— Set task —
In the listing below, find every line containing "document" and copy it out.

--- --- ---

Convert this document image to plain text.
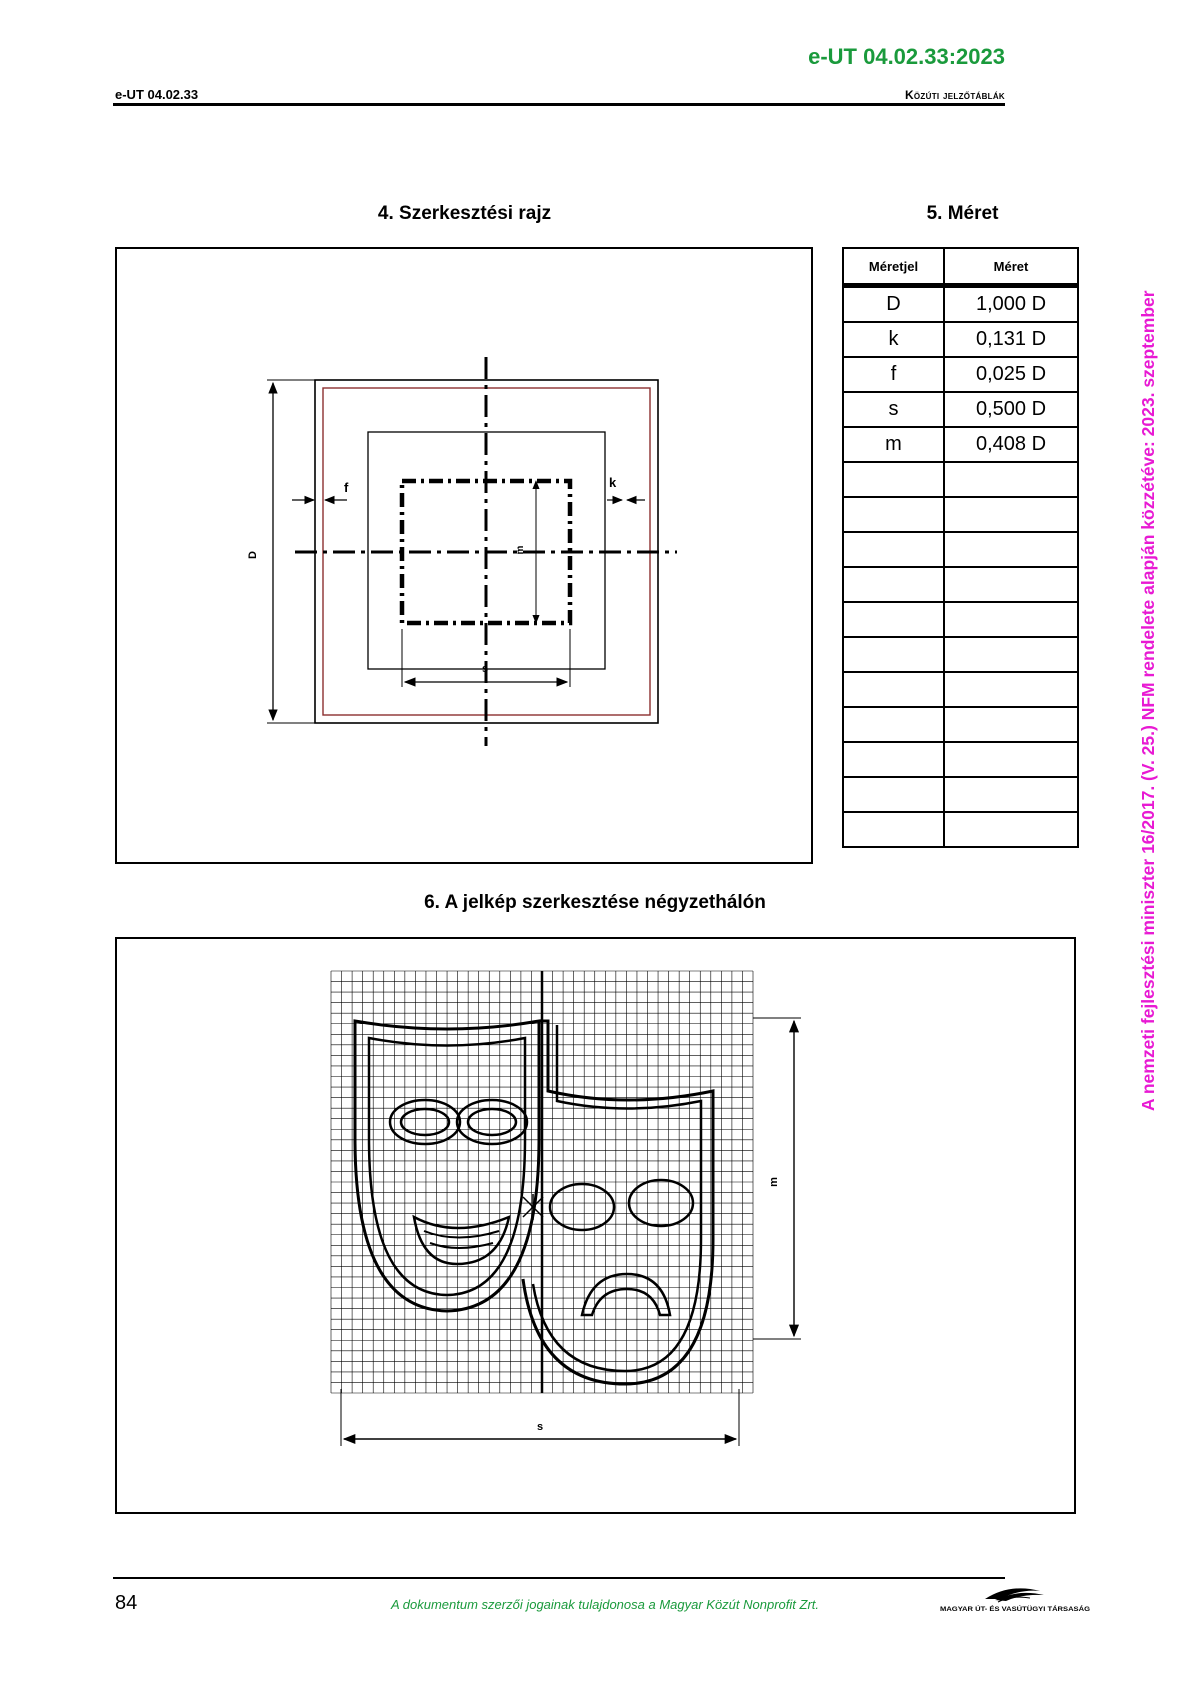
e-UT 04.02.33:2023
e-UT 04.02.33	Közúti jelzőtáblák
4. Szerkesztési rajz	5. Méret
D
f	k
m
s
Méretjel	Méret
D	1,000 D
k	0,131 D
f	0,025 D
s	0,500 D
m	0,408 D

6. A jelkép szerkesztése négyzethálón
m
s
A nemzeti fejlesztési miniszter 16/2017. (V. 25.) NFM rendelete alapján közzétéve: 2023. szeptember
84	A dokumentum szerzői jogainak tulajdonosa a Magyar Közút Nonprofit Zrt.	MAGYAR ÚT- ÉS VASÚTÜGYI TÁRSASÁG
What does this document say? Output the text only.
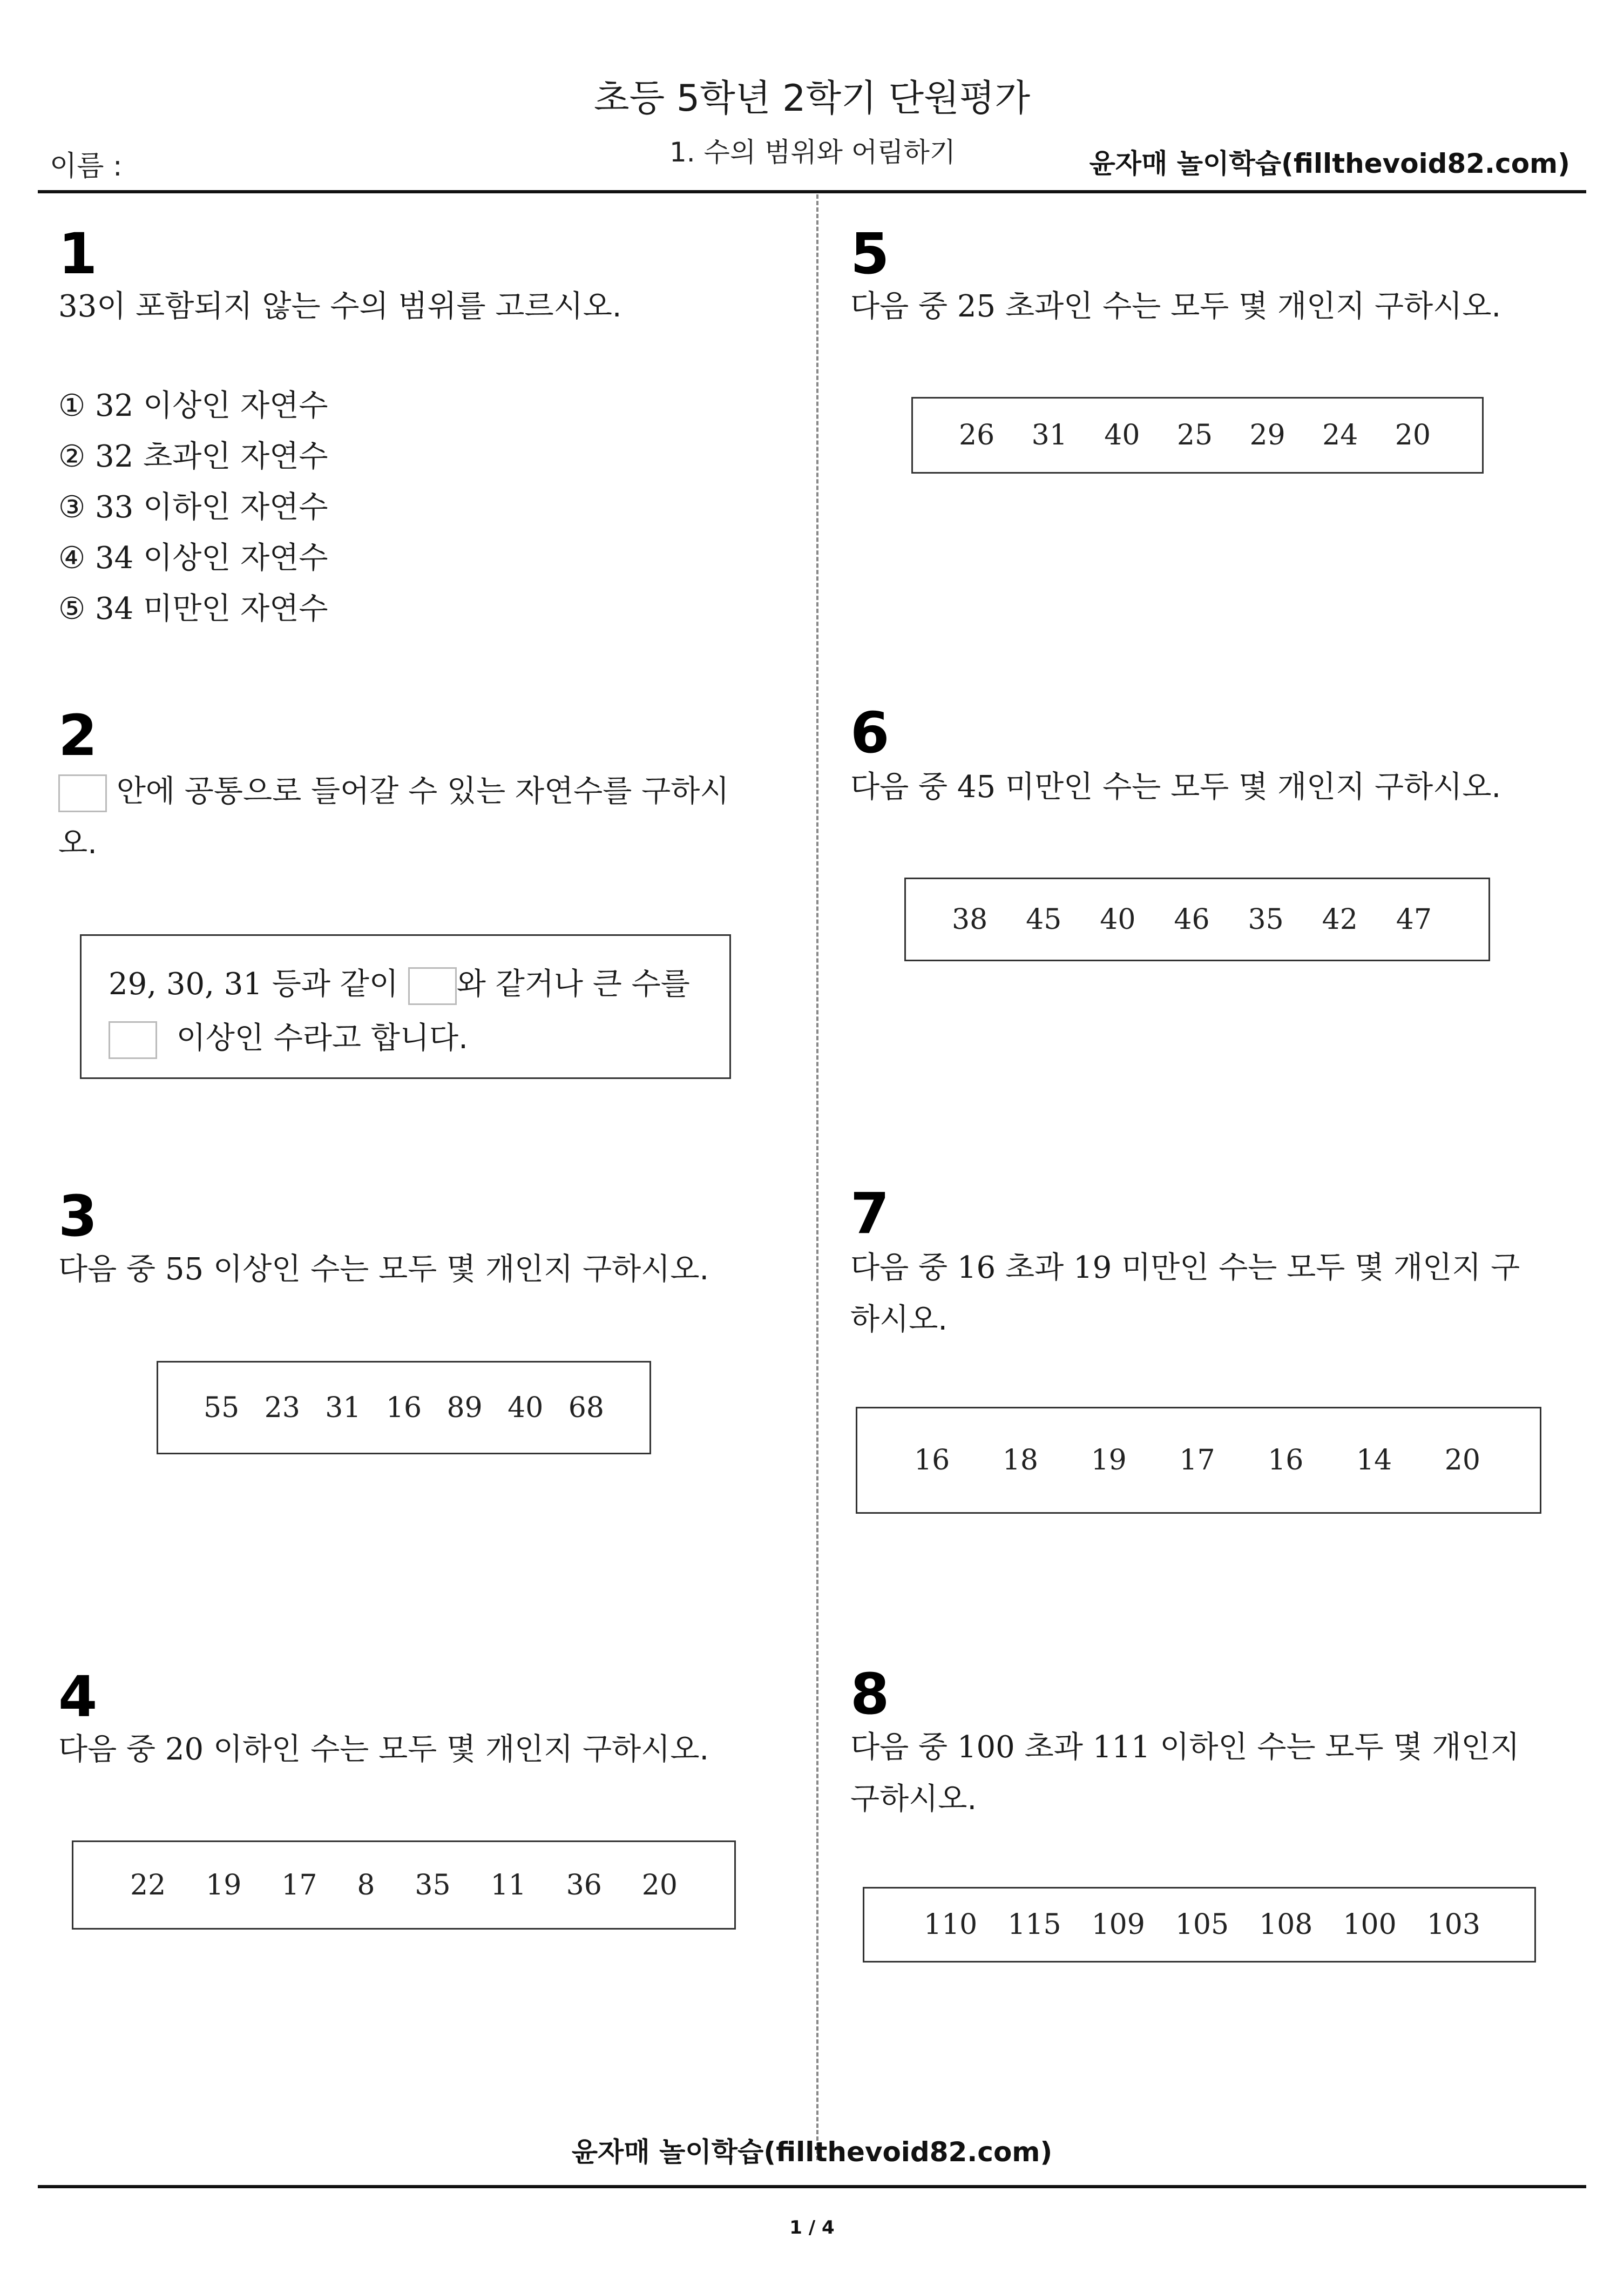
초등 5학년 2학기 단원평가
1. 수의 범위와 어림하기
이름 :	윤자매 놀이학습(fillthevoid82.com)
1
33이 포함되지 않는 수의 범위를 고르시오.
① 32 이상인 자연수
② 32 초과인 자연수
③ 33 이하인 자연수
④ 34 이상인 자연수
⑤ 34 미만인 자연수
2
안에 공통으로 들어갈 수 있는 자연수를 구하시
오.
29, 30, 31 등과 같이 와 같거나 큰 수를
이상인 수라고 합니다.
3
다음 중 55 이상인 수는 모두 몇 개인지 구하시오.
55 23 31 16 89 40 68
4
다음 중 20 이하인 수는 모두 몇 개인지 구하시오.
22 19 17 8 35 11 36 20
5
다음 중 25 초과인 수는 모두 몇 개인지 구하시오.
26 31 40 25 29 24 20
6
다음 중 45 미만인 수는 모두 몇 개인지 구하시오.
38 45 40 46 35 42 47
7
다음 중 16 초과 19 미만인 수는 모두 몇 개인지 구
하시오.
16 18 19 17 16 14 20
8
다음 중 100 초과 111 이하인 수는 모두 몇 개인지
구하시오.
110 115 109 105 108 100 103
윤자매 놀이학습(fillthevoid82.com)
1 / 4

--- --- ---

— Complete output —
Convert this document image to plain text.
What does this document say? Output the text only.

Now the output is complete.